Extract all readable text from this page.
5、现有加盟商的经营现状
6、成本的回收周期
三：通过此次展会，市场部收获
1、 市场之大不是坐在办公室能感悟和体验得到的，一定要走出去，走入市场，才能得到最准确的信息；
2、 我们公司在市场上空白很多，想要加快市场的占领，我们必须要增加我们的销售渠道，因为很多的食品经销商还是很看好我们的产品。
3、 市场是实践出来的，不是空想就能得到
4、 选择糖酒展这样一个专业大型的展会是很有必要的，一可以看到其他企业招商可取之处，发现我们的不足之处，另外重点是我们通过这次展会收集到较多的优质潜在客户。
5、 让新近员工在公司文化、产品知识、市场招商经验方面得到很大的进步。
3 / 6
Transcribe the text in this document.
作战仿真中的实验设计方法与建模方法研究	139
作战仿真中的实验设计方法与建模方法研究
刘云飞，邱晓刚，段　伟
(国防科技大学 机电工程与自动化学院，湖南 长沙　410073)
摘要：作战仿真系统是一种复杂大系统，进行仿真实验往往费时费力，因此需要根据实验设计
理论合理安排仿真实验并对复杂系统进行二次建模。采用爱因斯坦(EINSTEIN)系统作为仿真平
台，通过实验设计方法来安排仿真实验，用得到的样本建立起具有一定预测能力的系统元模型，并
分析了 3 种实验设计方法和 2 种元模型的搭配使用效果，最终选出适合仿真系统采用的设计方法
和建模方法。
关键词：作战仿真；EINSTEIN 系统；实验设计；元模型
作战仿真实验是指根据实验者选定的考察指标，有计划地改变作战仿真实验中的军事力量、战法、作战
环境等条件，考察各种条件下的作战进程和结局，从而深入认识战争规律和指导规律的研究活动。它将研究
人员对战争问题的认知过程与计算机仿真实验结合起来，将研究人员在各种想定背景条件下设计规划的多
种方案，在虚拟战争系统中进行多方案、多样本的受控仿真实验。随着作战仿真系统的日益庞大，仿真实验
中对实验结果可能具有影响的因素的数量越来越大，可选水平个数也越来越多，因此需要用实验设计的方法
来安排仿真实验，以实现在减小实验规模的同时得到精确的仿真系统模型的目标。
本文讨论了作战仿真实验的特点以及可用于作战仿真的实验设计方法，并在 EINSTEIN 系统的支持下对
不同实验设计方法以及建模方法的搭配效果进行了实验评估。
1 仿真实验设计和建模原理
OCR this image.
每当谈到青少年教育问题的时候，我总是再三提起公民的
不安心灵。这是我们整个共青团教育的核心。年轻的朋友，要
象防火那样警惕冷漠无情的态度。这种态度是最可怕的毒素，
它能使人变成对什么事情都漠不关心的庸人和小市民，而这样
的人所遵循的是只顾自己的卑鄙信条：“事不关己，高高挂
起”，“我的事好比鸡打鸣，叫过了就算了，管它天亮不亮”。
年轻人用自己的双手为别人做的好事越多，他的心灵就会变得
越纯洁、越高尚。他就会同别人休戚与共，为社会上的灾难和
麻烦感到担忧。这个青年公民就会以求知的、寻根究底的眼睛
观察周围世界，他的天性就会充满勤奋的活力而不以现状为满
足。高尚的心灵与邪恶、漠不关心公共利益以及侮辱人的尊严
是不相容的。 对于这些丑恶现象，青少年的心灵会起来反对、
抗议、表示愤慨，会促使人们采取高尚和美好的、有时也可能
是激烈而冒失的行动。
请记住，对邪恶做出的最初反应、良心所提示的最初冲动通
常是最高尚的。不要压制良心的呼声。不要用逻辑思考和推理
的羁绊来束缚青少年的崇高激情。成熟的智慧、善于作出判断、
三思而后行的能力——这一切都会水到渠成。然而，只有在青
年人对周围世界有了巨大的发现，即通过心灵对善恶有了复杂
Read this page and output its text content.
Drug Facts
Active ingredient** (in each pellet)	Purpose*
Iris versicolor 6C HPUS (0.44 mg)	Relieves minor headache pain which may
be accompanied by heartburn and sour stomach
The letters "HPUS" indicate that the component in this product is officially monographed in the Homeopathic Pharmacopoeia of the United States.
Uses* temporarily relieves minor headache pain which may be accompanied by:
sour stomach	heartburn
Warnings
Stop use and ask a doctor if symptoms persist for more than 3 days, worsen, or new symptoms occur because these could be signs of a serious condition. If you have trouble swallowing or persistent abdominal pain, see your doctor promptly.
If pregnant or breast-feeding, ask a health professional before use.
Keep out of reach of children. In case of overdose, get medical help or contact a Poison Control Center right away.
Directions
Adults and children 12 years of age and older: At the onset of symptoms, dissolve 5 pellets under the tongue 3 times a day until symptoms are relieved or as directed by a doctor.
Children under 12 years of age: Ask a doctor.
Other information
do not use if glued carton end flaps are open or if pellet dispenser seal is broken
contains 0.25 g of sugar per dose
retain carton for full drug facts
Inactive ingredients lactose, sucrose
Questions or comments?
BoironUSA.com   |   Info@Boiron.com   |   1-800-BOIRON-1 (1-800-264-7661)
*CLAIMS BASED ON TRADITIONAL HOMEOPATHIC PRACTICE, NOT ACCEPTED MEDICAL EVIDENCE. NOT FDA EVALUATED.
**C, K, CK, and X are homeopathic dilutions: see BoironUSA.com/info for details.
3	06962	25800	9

------------------------------------------------------------

▸ **The task**
Copy all of the data. Keep every word exactly as it is.

▸ **Solution to this task**
Extract all readable text from this page.
5、现有加盟商的经营现状
6、成本的回收周期
三：通过此次展会，市场部收获
1、 市场之大不是坐在办公室能感悟和体验得到的，一定要走出去，走入市场，才能得到最准确的信息；
2、 我们公司在市场上空白很多，想要加快市场的占领，我们必须要增加我们的销售渠道，因为很多的食品经销商还是很看好我们的产品。
3、 市场是实践出来的，不是空想就能得到
4、 选择糖酒展这样一个专业大型的展会是很有必要的，一可以看到其他企业招商可取之处，发现我们的不足之处，另外重点是我们通过这次展会收集到较多的优质潜在客户。
5、 让新近员工在公司文化、产品知识、市场招商经验方面得到很大的进步。
3 / 6
Transcribe the text in this document.
作战仿真中的实验设计方法与建模方法研究	139
作战仿真中的实验设计方法与建模方法研究
刘云飞，邱晓刚，段　伟
(国防科技大学 机电工程与自动化学院，湖南 长沙　410073)
摘要：作战仿真系统是一种复杂大系统，进行仿真实验往往费时费力，因此需要根据实验设计
理论合理安排仿真实验并对复杂系统进行二次建模。采用爱因斯坦(EINSTEIN)系统作为仿真平
台，通过实验设计方法来安排仿真实验，用得到的样本建立起具有一定预测能力的系统元模型，并
分析了 3 种实验设计方法和 2 种元模型的搭配使用效果，最终选出适合仿真系统采用的设计方法
和建模方法。
关键词：作战仿真；EINSTEIN 系统；实验设计；元模型
作战仿真实验是指根据实验者选定的考察指标，有计划地改变作战仿真实验中的军事力量、战法、作战
环境等条件，考察各种条件下的作战进程和结局，从而深入认识战争规律和指导规律的研究活动。它将研究
人员对战争问题的认知过程与计算机仿真实验结合起来，将研究人员在各种想定背景条件下设计规划的多
种方案，在虚拟战争系统中进行多方案、多样本的受控仿真实验。随着作战仿真系统的日益庞大，仿真实验
中对实验结果可能具有影响的因素的数量越来越大，可选水平个数也越来越多，因此需要用实验设计的方法
来安排仿真实验，以实现在减小实验规模的同时得到精确的仿真系统模型的目标。
本文讨论了作战仿真实验的特点以及可用于作战仿真的实验设计方法，并在 EINSTEIN 系统的支持下对
不同实验设计方法以及建模方法的搭配效果进行了实验评估。
1 仿真实验设计和建模原理
OCR this image.
每当谈到青少年教育问题的时候，我总是再三提起公民的
不安心灵。这是我们整个共青团教育的核心。年轻的朋友，要
象防火那样警惕冷漠无情的态度。这种态度是最可怕的毒素，
它能使人变成对什么事情都漠不关心的庸人和小市民，而这样
的人所遵循的是只顾自己的卑鄙信条：“事不关己，高高挂
起”，“我的事好比鸡打鸣，叫过了就算了，管它天亮不亮”。
年轻人用自己的双手为别人做的好事越多，他的心灵就会变得
越纯洁、越高尚。他就会同别人休戚与共，为社会上的灾难和
麻烦感到担忧。这个青年公民就会以求知的、寻根究底的眼睛
观察周围世界，他的天性就会充满勤奋的活力而不以现状为满
足。高尚的心灵与邪恶、漠不关心公共利益以及侮辱人的尊严
是不相容的。 对于这些丑恶现象，青少年的心灵会起来反对、
抗议、表示愤慨，会促使人们采取高尚和美好的、有时也可能
是激烈而冒失的行动。
请记住，对邪恶做出的最初反应、良心所提示的最初冲动通
常是最高尚的。不要压制良心的呼声。不要用逻辑思考和推理
的羁绊来束缚青少年的崇高激情。成熟的智慧、善于作出判断、
三思而后行的能力——这一切都会水到渠成。然而，只有在青
年人对周围世界有了巨大的发现，即通过心灵对善恶有了复杂
Read this page and output its text content.
Drug Facts
Active ingredient** (in each pellet)	Purpose*
Iris versicolor 6C HPUS (0.44 mg)	Relieves minor headache pain which may
be accompanied by heartburn and sour stomach
The letters "HPUS" indicate that the component in this product is officially monographed in the Homeopathic Pharmacopoeia of the United States.
Uses* temporarily relieves minor headache pain which may be accompanied by:
sour stomach	heartburn
Warnings
Stop use and ask a doctor if symptoms persist for more than 3 days, worsen, or new symptoms occur because these could be signs of a serious condition. If you have trouble swallowing or persistent abdominal pain, see your doctor promptly.
If pregnant or breast-feeding, ask a health professional before use.
Keep out of reach of children. In case of overdose, get medical help or contact a Poison Control Center right away.
Directions
Adults and children 12 years of age and older: At the onset of symptoms, dissolve 5 pellets under the tongue 3 times a day until symptoms are relieved or as directed by a doctor.
Children under 12 years of age: Ask a doctor.
Other information
do not use if glued carton end flaps are open or if pellet dispenser seal is broken
contains 0.25 g of sugar per dose
retain carton for full drug facts
Inactive ingredients lactose, sucrose
Questions or comments?
BoironUSA.com   |   Info@Boiron.com   |   1-800-BOIRON-1 (1-800-264-7661)
*CLAIMS BASED ON TRADITIONAL HOMEOPATHIC PRACTICE, NOT ACCEPTED MEDICAL EVIDENCE. NOT FDA EVALUATED.
**C, K, CK, and X are homeopathic dilutions: see BoironUSA.com/info for details.
3	06962	25800	9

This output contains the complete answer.